# What the task asks
Search the data below for "icon"; list each line that holds it.

# Supplied records
■ ■ ■ ■ ■
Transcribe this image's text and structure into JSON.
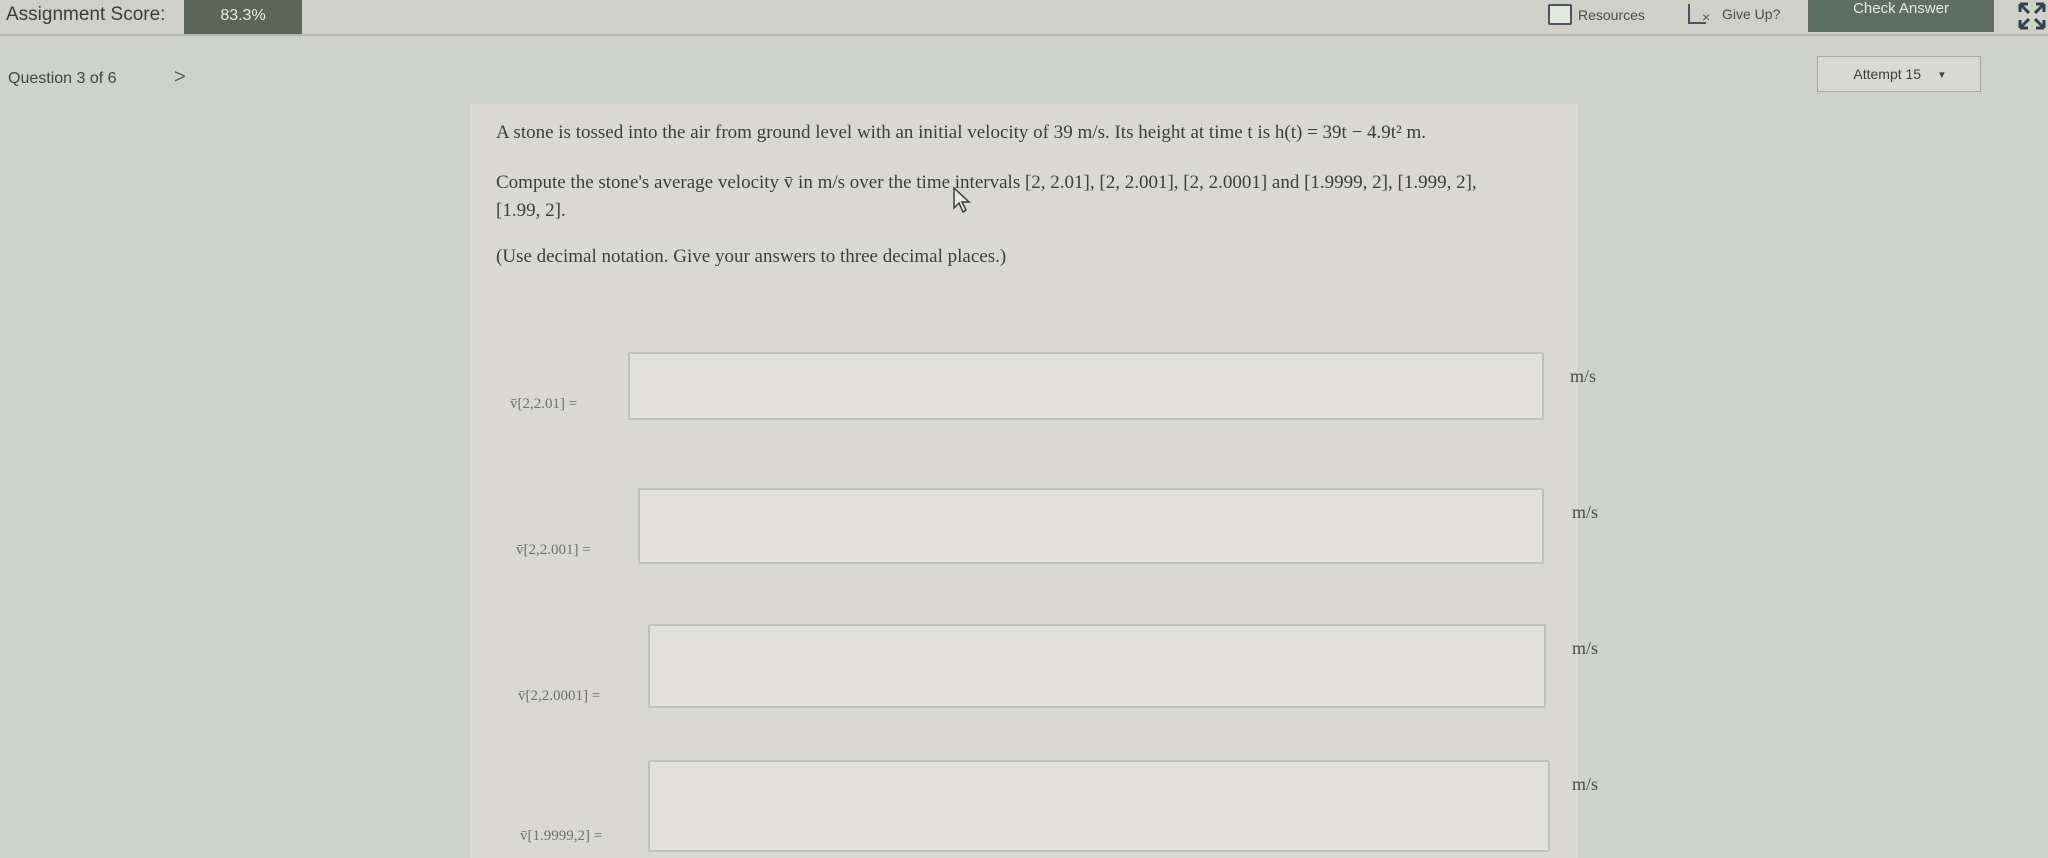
{
  "header": {
    "score_label": "Assignment Score:",
    "score_value": "83.3%",
    "resources_label": "Resources",
    "giveup_label": "Give Up?",
    "check_answer_label": "Check Answer",
    "resources_icon": "resources-icon",
    "giveup_icon": "give-up-icon",
    "expand_icon": "expand-icon"
  },
  "nav": {
    "question_label": "Question 3 of 6",
    "next_symbol": ">",
    "attempt_label": "Attempt 15",
    "attempt_caret": "▾"
  },
  "question": {
    "line1": "A stone is tossed into the air from ground level with an initial velocity of 39 m/s. Its height at time t is h(t) = 39t − 4.9t² m.",
    "line2": "Compute the stone's average velocity v̄ in m/s over the time intervals [2, 2.01], [2, 2.001], [2, 2.0001] and [1.9999, 2], [1.999, 2],",
    "line3": "[1.99, 2].",
    "instruction": "(Use decimal notation. Give your answers to three decimal places.)"
  },
  "answers": [
    {
      "label": "v̄[2,2.01] =",
      "value": "",
      "unit": "m/s"
    },
    {
      "label": "v̄[2,2.001] =",
      "value": "",
      "unit": "m/s"
    },
    {
      "label": "v̄[2,2.0001] =",
      "value": "",
      "unit": "m/s"
    },
    {
      "label": "v̄[1.9999,2] =",
      "value": "",
      "unit": "m/s"
    }
  ]
}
■ ■ ■ ■ ■
# Result of this exercise
    "resources_icon": "resources-icon",
    "giveup_icon": "give-up-icon",
    "expand_icon": "expand-icon"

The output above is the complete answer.